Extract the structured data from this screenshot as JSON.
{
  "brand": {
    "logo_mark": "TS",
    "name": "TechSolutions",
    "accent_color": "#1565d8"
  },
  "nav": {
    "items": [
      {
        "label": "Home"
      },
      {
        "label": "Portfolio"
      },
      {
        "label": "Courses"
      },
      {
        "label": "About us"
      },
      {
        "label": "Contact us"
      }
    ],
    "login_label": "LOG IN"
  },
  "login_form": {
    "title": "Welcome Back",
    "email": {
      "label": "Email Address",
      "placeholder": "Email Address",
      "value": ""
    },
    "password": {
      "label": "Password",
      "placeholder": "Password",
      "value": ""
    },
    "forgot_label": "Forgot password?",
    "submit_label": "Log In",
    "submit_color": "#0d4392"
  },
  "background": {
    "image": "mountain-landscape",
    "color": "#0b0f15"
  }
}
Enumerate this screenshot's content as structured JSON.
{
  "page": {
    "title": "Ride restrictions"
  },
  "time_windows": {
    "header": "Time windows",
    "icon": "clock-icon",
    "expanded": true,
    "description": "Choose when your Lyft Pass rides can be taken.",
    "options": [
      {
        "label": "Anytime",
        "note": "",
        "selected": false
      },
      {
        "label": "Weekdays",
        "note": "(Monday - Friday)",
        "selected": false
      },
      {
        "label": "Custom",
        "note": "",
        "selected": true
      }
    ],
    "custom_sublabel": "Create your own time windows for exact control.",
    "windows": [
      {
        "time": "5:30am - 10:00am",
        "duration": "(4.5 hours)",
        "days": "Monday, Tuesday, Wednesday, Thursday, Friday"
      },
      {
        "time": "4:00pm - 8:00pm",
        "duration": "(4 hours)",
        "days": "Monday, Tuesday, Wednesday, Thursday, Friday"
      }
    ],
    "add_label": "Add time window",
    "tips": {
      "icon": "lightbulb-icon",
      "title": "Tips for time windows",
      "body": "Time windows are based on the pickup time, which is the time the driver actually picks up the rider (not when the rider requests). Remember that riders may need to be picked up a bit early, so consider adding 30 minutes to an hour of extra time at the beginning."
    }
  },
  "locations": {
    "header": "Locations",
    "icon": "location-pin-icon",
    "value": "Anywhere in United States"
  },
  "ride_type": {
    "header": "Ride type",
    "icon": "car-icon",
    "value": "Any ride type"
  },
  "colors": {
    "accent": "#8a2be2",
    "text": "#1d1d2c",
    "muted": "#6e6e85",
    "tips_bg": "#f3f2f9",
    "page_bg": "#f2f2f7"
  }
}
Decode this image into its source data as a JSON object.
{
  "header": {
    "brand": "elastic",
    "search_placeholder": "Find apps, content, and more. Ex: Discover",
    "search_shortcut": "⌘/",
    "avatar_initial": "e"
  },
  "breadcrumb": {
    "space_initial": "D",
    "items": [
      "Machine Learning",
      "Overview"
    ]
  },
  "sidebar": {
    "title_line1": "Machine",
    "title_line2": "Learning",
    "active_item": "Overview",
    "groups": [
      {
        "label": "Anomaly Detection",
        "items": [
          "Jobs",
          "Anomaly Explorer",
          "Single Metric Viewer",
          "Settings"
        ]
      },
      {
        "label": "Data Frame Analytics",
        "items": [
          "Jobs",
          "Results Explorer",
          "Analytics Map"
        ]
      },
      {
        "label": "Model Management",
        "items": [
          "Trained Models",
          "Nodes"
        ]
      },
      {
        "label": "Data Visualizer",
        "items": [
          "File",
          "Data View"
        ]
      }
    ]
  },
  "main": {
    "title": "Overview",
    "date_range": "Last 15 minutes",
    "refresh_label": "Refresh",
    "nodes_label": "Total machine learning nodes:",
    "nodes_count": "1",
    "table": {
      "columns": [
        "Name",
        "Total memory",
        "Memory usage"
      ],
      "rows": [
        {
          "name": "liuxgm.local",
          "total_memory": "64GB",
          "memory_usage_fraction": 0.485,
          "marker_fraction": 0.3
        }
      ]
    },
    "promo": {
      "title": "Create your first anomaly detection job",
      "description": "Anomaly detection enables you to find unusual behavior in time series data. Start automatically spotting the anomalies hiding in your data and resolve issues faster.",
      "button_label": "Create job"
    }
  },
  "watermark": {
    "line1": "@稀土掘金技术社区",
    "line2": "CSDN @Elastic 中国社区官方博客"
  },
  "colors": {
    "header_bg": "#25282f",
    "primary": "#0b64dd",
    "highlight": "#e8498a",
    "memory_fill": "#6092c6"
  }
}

§ **Exercise instructions**: Search the records for the string "image" and return every line in which it occurs.

§ **Solution to this task**:
    "image": "mountain-landscape",
Decode this image into its source data as a JSON object.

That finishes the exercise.